-- start Working data --
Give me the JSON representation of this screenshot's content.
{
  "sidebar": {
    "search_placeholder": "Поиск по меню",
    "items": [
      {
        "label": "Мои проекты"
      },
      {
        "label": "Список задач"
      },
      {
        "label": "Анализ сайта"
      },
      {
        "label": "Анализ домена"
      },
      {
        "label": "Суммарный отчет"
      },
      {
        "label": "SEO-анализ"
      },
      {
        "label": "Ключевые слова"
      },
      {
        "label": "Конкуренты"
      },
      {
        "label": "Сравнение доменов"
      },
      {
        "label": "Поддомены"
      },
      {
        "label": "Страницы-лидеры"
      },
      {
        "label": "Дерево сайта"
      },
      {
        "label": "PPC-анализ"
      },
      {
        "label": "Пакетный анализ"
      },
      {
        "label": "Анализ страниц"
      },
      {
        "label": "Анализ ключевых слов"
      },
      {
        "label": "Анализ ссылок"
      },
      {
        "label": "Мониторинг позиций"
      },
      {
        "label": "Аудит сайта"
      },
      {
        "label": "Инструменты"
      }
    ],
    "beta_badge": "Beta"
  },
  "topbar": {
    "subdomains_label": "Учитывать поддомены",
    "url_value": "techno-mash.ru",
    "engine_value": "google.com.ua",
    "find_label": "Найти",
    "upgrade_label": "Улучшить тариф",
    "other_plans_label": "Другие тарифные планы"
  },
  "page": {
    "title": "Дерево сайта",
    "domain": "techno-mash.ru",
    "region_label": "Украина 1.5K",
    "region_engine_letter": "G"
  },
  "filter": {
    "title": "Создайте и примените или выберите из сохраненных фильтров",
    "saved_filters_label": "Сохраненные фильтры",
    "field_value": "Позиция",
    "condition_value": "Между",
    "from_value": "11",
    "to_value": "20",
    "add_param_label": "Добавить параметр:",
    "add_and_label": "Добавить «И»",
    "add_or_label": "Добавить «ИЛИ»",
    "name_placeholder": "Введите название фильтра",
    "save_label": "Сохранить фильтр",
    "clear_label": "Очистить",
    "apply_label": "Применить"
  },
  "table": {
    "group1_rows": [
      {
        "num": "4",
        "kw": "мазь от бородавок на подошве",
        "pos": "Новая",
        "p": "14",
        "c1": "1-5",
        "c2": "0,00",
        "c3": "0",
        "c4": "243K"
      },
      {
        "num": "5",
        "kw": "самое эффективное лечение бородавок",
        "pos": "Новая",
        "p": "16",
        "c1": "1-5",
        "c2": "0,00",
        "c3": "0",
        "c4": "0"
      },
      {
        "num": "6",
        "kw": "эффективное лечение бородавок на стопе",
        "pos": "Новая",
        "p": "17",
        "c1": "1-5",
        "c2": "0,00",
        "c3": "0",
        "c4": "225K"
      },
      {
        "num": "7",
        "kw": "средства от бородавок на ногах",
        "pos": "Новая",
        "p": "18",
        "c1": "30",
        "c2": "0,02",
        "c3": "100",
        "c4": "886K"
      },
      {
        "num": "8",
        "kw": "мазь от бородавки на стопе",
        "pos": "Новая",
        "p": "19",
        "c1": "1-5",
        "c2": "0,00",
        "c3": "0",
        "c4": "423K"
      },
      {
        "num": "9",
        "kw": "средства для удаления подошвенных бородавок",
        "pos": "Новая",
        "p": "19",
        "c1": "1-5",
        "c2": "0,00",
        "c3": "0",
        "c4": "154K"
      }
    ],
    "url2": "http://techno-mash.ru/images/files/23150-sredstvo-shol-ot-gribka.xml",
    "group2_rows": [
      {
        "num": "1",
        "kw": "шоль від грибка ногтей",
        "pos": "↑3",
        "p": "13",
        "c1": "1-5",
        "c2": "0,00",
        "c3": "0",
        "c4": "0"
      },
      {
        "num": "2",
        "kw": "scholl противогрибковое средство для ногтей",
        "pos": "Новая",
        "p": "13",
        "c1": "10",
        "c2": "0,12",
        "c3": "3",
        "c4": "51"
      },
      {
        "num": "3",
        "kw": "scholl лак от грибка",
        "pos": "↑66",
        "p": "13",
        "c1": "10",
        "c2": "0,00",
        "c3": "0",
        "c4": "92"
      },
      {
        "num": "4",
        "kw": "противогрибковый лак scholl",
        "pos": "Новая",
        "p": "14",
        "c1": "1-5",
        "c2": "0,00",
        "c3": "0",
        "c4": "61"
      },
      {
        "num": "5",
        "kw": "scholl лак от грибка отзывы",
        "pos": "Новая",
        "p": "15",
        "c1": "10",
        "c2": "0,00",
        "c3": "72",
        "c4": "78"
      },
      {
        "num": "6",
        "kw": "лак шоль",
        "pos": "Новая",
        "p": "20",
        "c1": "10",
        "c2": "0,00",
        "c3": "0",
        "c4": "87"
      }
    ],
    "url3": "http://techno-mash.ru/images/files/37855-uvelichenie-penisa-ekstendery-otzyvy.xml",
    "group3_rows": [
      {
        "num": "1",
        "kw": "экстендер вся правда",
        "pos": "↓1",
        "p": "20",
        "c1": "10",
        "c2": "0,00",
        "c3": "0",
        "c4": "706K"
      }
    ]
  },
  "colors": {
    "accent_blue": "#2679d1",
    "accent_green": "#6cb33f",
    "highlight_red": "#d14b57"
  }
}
-- end Working data --
__Work to be completed__:
Recopy the entries above exactly, with every line included.

__Output below__:
Give me the JSON representation of this screenshot's content.
{
  "sidebar": {
    "search_placeholder": "Поиск по меню",
    "items": [
      {
        "label": "Мои проекты"
      },
      {
        "label": "Список задач"
      },
      {
        "label": "Анализ сайта"
      },
      {
        "label": "Анализ домена"
      },
      {
        "label": "Суммарный отчет"
      },
      {
        "label": "SEO-анализ"
      },
      {
        "label": "Ключевые слова"
      },
      {
        "label": "Конкуренты"
      },
      {
        "label": "Сравнение доменов"
      },
      {
        "label": "Поддомены"
      },
      {
        "label": "Страницы-лидеры"
      },
      {
        "label": "Дерево сайта"
      },
      {
        "label": "PPC-анализ"
      },
      {
        "label": "Пакетный анализ"
      },
      {
        "label": "Анализ страниц"
      },
      {
        "label": "Анализ ключевых слов"
      },
      {
        "label": "Анализ ссылок"
      },
      {
        "label": "Мониторинг позиций"
      },
      {
        "label": "Аудит сайта"
      },
      {
        "label": "Инструменты"
      }
    ],
    "beta_badge": "Beta"
  },
  "topbar": {
    "subdomains_label": "Учитывать поддомены",
    "url_value": "techno-mash.ru",
    "engine_value": "google.com.ua",
    "find_label": "Найти",
    "upgrade_label": "Улучшить тариф",
    "other_plans_label": "Другие тарифные планы"
  },
  "page": {
    "title": "Дерево сайта",
    "domain": "techno-mash.ru",
    "region_label": "Украина 1.5K",
    "region_engine_letter": "G"
  },
  "filter": {
    "title": "Создайте и примените или выберите из сохраненных фильтров",
    "saved_filters_label": "Сохраненные фильтры",
    "field_value": "Позиция",
    "condition_value": "Между",
    "from_value": "11",
    "to_value": "20",
    "add_param_label": "Добавить параметр:",
    "add_and_label": "Добавить «И»",
    "add_or_label": "Добавить «ИЛИ»",
    "name_placeholder": "Введите название фильтра",
    "save_label": "Сохранить фильтр",
    "clear_label": "Очистить",
    "apply_label": "Применить"
  },
  "table": {
    "group1_rows": [
      {
        "num": "4",
        "kw": "мазь от бородавок на подошве",
        "pos": "Новая",
        "p": "14",
        "c1": "1-5",
        "c2": "0,00",
        "c3": "0",
        "c4": "243K"
      },
      {
        "num": "5",
        "kw": "самое эффективное лечение бородавок",
        "pos": "Новая",
        "p": "16",
        "c1": "1-5",
        "c2": "0,00",
        "c3": "0",
        "c4": "0"
      },
      {
        "num": "6",
        "kw": "эффективное лечение бородавок на стопе",
        "pos": "Новая",
        "p": "17",
        "c1": "1-5",
        "c2": "0,00",
        "c3": "0",
        "c4": "225K"
      },
      {
        "num": "7",
        "kw": "средства от бородавок на ногах",
        "pos": "Новая",
        "p": "18",
        "c1": "30",
        "c2": "0,02",
        "c3": "100",
        "c4": "886K"
      },
      {
        "num": "8",
        "kw": "мазь от бородавки на стопе",
        "pos": "Новая",
        "p": "19",
        "c1": "1-5",
        "c2": "0,00",
        "c3": "0",
        "c4": "423K"
      },
      {
        "num": "9",
        "kw": "средства для удаления подошвенных бородавок",
        "pos": "Новая",
        "p": "19",
        "c1": "1-5",
        "c2": "0,00",
        "c3": "0",
        "c4": "154K"
      }
    ],
    "url2": "http://techno-mash.ru/images/files/23150-sredstvo-shol-ot-gribka.xml",
    "group2_rows": [
      {
        "num": "1",
        "kw": "шоль від грибка ногтей",
        "pos": "↑3",
        "p": "13",
        "c1": "1-5",
        "c2": "0,00",
        "c3": "0",
        "c4": "0"
      },
      {
        "num": "2",
        "kw": "scholl противогрибковое средство для ногтей",
        "pos": "Новая",
        "p": "13",
        "c1": "10",
        "c2": "0,12",
        "c3": "3",
        "c4": "51"
      },
      {
        "num": "3",
        "kw": "scholl лак от грибка",
        "pos": "↑66",
        "p": "13",
        "c1": "10",
        "c2": "0,00",
        "c3": "0",
        "c4": "92"
      },
      {
        "num": "4",
        "kw": "противогрибковый лак scholl",
        "pos": "Новая",
        "p": "14",
        "c1": "1-5",
        "c2": "0,00",
        "c3": "0",
        "c4": "61"
      },
      {
        "num": "5",
        "kw": "scholl лак от грибка отзывы",
        "pos": "Новая",
        "p": "15",
        "c1": "10",
        "c2": "0,00",
        "c3": "72",
        "c4": "78"
      },
      {
        "num": "6",
        "kw": "лак шоль",
        "pos": "Новая",
        "p": "20",
        "c1": "10",
        "c2": "0,00",
        "c3": "0",
        "c4": "87"
      }
    ],
    "url3": "http://techno-mash.ru/images/files/37855-uvelichenie-penisa-ekstendery-otzyvy.xml",
    "group3_rows": [
      {
        "num": "1",
        "kw": "экстендер вся правда",
        "pos": "↓1",
        "p": "20",
        "c1": "10",
        "c2": "0,00",
        "c3": "0",
        "c4": "706K"
      }
    ]
  },
  "colors": {
    "accent_blue": "#2679d1",
    "accent_green": "#6cb33f",
    "highlight_red": "#d14b57"
  }
}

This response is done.